→ **Extracted information**
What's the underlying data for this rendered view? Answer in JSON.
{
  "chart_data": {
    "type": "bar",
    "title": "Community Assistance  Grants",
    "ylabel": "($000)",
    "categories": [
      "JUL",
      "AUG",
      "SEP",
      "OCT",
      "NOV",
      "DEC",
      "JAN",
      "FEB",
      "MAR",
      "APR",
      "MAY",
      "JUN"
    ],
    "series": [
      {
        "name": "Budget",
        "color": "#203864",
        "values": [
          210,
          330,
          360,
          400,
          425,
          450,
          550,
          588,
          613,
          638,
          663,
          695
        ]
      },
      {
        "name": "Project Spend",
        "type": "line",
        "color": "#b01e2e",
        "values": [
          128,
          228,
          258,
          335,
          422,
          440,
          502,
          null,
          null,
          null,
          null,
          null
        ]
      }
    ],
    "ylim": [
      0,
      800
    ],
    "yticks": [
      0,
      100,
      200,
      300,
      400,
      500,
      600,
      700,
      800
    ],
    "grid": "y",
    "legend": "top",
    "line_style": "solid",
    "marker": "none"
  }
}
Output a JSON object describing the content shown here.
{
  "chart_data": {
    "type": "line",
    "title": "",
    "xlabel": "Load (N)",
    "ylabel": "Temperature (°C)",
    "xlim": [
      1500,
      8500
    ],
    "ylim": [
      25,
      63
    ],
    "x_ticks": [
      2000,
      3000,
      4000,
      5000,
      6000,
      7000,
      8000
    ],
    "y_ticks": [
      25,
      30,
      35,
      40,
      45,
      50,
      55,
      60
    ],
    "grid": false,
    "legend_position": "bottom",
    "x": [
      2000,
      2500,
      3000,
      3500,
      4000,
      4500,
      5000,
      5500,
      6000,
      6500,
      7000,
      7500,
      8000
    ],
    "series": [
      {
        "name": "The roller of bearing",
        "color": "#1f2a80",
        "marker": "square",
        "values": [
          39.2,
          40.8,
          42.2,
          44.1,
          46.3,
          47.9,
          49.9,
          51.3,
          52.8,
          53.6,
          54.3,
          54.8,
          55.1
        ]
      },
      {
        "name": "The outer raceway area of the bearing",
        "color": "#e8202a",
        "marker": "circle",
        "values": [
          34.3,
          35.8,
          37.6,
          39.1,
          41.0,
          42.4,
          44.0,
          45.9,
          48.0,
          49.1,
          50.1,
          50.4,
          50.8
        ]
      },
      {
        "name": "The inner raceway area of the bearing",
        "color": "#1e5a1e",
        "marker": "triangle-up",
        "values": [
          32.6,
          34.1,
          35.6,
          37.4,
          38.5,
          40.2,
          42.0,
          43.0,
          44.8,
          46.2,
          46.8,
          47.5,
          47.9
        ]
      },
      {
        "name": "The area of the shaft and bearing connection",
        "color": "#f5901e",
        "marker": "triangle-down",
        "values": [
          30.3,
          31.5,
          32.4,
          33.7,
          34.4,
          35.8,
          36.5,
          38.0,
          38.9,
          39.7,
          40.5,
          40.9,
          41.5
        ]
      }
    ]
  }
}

→ **Exercise instructions**
In the records above, locate the lines holding the word "triangle". Copy each of them.

→ **Task result**
        "marker": "triangle-up",
        "marker": "triangle-down",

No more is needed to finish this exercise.